#### RAW RECORDS ####
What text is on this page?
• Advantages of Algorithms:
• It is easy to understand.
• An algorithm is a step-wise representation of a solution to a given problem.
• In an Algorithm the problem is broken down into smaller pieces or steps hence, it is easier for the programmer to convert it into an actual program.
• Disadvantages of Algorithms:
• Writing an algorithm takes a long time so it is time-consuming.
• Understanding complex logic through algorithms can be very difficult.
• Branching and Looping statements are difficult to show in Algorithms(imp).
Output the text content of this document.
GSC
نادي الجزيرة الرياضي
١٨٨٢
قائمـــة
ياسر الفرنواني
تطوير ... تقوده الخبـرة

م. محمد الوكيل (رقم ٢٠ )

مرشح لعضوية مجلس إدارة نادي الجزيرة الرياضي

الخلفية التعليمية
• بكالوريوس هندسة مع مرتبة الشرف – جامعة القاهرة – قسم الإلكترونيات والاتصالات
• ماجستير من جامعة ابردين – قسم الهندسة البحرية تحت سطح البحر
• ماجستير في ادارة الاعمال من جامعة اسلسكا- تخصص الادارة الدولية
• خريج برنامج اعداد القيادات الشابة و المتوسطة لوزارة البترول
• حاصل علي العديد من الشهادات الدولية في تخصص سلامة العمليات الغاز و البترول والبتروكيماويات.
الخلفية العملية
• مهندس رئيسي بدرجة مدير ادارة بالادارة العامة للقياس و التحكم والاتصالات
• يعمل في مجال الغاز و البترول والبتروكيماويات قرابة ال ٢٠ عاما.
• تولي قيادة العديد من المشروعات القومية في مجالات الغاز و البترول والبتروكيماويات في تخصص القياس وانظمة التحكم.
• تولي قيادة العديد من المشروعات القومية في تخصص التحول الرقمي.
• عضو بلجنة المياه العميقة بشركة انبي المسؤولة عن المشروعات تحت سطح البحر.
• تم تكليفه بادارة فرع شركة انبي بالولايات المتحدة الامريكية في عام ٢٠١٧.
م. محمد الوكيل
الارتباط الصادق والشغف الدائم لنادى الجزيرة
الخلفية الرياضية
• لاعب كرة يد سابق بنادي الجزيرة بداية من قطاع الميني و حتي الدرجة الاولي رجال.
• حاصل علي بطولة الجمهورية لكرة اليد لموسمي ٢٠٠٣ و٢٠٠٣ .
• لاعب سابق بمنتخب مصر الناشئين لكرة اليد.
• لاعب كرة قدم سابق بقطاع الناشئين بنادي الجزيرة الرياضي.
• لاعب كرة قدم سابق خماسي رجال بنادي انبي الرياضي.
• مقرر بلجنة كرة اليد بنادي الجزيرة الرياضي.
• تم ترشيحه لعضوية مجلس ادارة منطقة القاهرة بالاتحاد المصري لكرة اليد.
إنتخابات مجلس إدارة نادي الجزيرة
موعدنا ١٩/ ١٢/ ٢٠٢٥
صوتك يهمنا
####
- _WHAT YOU WILL DO_: Copy out each line that contains the word "بلجنة".

- _RESULT OF THIS TASK_:
• عضو بلجنة المياه العميقة بشركة انبي المسؤولة عن المشروعات تحت سطح البحر.
• مقرر بلجنة كرة اليد بنادي الجزيرة الرياضي.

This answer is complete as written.